Work instructions: Lay out the entries as a Markdown table with two columns, No. and Text, starting at the first line of the entries and ending at the line containing "top-wavelet-ylabels: 1 day". Give each line its own numbered row and leave out any blank lines.

Recorded data:
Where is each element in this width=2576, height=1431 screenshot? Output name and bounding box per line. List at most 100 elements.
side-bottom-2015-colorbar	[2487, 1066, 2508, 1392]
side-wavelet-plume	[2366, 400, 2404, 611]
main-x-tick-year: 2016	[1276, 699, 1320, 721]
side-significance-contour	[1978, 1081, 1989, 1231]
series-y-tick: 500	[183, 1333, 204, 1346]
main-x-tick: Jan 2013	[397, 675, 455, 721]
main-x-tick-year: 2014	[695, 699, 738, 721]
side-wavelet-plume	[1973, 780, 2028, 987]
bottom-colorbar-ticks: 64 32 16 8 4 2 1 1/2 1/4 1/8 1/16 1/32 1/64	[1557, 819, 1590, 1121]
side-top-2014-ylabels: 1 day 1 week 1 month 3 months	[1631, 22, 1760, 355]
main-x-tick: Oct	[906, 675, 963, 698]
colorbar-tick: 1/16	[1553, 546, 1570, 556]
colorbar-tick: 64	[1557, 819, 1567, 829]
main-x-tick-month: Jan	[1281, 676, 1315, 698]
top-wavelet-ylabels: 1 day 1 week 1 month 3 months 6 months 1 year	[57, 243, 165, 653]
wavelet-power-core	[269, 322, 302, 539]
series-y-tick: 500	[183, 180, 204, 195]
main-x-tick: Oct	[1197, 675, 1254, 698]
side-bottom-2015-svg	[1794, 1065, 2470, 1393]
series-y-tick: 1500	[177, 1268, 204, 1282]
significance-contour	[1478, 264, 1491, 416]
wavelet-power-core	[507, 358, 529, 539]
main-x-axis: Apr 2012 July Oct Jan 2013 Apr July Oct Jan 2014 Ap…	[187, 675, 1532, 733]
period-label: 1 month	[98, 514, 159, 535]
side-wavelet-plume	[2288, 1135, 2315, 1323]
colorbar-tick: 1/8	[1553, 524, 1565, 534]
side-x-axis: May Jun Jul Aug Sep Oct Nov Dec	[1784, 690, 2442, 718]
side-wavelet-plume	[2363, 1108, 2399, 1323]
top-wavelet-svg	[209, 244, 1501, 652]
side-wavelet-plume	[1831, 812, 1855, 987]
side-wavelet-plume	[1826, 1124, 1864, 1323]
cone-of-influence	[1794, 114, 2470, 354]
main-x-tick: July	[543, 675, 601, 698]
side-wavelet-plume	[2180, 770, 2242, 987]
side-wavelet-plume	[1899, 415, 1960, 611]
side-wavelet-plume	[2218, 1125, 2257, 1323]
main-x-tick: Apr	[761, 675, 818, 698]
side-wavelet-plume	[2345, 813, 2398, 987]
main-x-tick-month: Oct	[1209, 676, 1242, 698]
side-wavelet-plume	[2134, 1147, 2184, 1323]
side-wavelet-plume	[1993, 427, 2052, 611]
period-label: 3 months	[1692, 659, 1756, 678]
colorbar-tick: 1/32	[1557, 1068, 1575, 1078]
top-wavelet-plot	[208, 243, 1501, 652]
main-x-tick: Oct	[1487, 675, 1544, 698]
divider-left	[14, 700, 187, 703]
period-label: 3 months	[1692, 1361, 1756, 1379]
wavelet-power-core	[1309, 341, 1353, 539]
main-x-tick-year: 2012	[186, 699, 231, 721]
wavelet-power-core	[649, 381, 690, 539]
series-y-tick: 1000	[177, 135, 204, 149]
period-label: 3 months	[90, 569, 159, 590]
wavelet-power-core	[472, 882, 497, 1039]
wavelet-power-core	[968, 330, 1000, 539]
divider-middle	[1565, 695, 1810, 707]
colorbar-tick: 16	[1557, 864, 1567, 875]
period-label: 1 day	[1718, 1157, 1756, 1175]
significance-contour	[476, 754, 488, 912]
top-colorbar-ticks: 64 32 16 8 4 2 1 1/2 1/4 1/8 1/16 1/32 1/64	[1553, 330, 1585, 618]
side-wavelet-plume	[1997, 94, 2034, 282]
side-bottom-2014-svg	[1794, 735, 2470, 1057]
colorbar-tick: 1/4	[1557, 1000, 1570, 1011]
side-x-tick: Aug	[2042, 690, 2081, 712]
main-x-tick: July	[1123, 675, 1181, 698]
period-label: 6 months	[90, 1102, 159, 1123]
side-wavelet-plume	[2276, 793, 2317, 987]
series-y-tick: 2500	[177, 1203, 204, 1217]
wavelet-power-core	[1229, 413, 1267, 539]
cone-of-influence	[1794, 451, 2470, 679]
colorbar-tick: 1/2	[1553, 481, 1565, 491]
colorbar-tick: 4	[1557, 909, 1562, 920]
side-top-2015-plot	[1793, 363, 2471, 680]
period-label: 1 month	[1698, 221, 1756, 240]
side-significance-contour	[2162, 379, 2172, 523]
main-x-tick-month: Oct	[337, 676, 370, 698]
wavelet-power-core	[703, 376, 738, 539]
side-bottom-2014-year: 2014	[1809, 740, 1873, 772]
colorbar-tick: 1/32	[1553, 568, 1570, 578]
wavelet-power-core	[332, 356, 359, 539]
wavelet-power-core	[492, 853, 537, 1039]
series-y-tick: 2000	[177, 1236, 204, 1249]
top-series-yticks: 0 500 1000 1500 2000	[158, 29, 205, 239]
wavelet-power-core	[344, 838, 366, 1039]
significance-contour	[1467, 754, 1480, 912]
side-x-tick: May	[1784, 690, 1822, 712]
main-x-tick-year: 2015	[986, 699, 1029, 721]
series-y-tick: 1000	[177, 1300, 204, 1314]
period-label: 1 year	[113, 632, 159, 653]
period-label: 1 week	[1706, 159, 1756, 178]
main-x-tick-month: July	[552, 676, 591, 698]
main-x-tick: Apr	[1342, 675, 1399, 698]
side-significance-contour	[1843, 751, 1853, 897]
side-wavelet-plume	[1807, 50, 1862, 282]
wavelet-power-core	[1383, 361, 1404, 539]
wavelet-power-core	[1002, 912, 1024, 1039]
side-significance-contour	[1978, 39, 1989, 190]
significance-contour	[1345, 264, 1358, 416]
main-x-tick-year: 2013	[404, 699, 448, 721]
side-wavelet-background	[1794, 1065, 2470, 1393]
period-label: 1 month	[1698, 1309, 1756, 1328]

Reply to the exercise:
| No. | Text |
|---|---|
| 1 | Where is each element in this width=2576, height=1431 screenshot? Output name and bounding box per line. List at most 100 elements. |
| 2 | side-bottom-2015-colorbar	[2487, 1066, 2508, 1392] |
| 3 | side-wavelet-plume	[2366, 400, 2404, 611] |
| 4 | main-x-tick-year: 2016	[1276, 699, 1320, 721] |
| 5 | side-significance-contour	[1978, 1081, 1989, 1231] |
| 6 | series-y-tick: 500	[183, 1333, 204, 1346] |
| 7 | main-x-tick: Jan 2013	[397, 675, 455, 721] |
| 8 | main-x-tick-year: 2014	[695, 699, 738, 721] |
| 9 | side-wavelet-plume	[1973, 780, 2028, 987] |
| 10 | bottom-colorbar-ticks: 64 32 16 8 4 2 1 1/2 1/4 1/8 1/16 1/32 1/64	[1557, 819, 1590, 1121] |
| 11 | side-top-2014-ylabels: 1 day 1 week 1 month 3 months	[1631, 22, 1760, 355] |
| 12 | main-x-tick: Oct	[906, 675, 963, 698] |
| 13 | colorbar-tick: 1/16	[1553, 546, 1570, 556] |
| 14 | colorbar-tick: 64	[1557, 819, 1567, 829] |
| 15 | main-x-tick-month: Jan	[1281, 676, 1315, 698] |
| 16 | top-wavelet-ylabels: 1 day 1 week 1 month 3 months 6 months 1 year	[57, 243, 165, 653] |